WRITTEN EXERCISE = Return each entry exactly, omitting nothing.

──────── EXCERPTED DATA ────────

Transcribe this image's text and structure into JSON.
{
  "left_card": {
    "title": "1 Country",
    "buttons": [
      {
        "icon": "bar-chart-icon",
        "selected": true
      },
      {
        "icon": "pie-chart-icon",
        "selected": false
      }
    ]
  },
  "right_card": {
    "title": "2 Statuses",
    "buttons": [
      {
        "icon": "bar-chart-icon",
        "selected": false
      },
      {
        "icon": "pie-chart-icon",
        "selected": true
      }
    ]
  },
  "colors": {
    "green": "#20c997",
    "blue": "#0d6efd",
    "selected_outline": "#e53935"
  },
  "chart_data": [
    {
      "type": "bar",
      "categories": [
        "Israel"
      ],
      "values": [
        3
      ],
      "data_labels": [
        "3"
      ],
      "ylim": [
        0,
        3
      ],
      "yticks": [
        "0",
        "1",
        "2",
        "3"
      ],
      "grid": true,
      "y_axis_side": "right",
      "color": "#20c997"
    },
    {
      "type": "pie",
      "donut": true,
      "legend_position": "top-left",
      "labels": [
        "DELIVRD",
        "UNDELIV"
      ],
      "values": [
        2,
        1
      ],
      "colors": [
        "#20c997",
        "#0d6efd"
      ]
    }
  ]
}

────────

RESULT OF THE TASK =
Transcribe this image's text and structure into JSON.
{
  "left_card": {
    "title": "1 Country",
    "buttons": [
      {
        "icon": "bar-chart-icon",
        "selected": true
      },
      {
        "icon": "pie-chart-icon",
        "selected": false
      }
    ]
  },
  "right_card": {
    "title": "2 Statuses",
    "buttons": [
      {
        "icon": "bar-chart-icon",
        "selected": false
      },
      {
        "icon": "pie-chart-icon",
        "selected": true
      }
    ]
  },
  "colors": {
    "green": "#20c997",
    "blue": "#0d6efd",
    "selected_outline": "#e53935"
  },
  "chart_data": [
    {
      "type": "bar",
      "categories": [
        "Israel"
      ],
      "values": [
        3
      ],
      "data_labels": [
        "3"
      ],
      "ylim": [
        0,
        3
      ],
      "yticks": [
        "0",
        "1",
        "2",
        "3"
      ],
      "grid": true,
      "y_axis_side": "right",
      "color": "#20c997"
    },
    {
      "type": "pie",
      "donut": true,
      "legend_position": "top-left",
      "labels": [
        "DELIVRD",
        "UNDELIV"
      ],
      "values": [
        2,
        1
      ],
      "colors": [
        "#20c997",
        "#0d6efd"
      ]
    }
  ]
}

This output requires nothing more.